_WHAT TO PRODUCE_
Write out all lines holding the word "soit".

_MATERIAL SHOWN_
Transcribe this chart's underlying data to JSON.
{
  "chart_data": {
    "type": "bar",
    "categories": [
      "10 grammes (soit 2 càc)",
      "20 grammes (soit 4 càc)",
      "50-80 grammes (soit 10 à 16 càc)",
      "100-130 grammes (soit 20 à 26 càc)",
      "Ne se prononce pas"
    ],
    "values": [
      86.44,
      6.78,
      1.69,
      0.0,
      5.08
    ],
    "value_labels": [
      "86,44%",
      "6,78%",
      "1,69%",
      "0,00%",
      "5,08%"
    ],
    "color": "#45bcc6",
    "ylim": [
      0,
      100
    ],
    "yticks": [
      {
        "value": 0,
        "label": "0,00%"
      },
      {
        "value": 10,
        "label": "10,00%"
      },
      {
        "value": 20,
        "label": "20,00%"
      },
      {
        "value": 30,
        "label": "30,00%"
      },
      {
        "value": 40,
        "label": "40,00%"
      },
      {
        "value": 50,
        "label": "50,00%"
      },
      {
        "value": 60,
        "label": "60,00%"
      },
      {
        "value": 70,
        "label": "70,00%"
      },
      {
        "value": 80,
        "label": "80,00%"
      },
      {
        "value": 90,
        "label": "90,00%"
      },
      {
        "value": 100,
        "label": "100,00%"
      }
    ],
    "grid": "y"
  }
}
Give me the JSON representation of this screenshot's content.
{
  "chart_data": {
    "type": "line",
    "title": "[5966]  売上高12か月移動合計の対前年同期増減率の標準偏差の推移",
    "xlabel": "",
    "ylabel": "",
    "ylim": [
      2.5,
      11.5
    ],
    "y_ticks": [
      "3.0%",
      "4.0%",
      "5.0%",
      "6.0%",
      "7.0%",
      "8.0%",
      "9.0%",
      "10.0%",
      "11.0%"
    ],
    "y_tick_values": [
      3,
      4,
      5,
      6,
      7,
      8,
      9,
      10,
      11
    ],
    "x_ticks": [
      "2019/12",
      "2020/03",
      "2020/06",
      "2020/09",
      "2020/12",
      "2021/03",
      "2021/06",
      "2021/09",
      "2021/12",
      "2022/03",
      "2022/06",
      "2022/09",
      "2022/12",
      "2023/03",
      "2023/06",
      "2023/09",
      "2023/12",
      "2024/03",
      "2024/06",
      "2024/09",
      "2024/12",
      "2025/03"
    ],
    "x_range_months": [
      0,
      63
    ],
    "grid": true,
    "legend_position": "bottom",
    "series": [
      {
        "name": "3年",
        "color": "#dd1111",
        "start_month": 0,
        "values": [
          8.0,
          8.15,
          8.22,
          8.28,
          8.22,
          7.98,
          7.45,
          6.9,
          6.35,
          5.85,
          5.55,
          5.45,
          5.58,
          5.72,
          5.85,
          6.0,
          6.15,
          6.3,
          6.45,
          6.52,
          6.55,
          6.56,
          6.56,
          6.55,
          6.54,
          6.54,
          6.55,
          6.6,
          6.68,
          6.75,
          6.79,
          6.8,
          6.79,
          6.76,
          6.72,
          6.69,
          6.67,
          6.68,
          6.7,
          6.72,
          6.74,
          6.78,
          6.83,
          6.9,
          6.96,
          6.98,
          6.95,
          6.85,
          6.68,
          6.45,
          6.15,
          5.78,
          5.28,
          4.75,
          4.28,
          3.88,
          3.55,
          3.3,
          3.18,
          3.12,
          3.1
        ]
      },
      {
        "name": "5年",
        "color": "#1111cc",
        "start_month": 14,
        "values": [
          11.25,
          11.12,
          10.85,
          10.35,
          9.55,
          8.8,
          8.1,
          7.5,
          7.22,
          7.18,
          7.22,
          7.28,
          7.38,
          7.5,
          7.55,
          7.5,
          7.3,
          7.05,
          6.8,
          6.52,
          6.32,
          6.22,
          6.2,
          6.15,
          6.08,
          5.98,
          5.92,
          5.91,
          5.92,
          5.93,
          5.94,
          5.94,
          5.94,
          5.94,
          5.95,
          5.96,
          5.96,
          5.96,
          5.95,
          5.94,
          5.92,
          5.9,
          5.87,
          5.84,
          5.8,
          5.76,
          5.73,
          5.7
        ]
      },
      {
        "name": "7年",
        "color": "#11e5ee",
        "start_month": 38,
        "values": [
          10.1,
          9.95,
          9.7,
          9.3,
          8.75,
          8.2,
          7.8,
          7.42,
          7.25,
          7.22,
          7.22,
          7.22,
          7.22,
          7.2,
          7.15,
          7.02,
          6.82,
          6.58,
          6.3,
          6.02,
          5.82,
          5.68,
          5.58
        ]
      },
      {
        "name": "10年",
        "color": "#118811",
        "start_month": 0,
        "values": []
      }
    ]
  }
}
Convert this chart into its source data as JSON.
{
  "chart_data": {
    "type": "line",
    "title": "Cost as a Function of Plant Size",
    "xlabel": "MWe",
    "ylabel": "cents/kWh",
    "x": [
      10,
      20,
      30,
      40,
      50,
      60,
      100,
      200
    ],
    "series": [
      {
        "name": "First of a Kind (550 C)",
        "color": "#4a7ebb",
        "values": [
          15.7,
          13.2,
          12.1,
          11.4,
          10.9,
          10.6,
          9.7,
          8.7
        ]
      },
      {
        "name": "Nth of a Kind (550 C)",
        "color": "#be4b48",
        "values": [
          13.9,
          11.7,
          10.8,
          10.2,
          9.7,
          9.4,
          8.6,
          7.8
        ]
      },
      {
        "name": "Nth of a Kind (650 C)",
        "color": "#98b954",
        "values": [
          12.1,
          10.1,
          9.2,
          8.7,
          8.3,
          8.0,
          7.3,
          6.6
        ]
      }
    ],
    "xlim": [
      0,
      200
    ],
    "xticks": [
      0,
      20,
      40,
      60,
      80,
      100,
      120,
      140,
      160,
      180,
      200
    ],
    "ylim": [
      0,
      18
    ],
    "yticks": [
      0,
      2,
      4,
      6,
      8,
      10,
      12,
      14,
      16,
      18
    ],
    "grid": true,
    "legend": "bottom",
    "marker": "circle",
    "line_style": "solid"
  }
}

_OUTPUT FOR THIS TASK_
      "10 grammes (soit 2 càc)",
      "20 grammes (soit 4 càc)",
      "50-80 grammes (soit 10 à 16 càc)",
      "100-130 grammes (soit 20 à 26 càc)",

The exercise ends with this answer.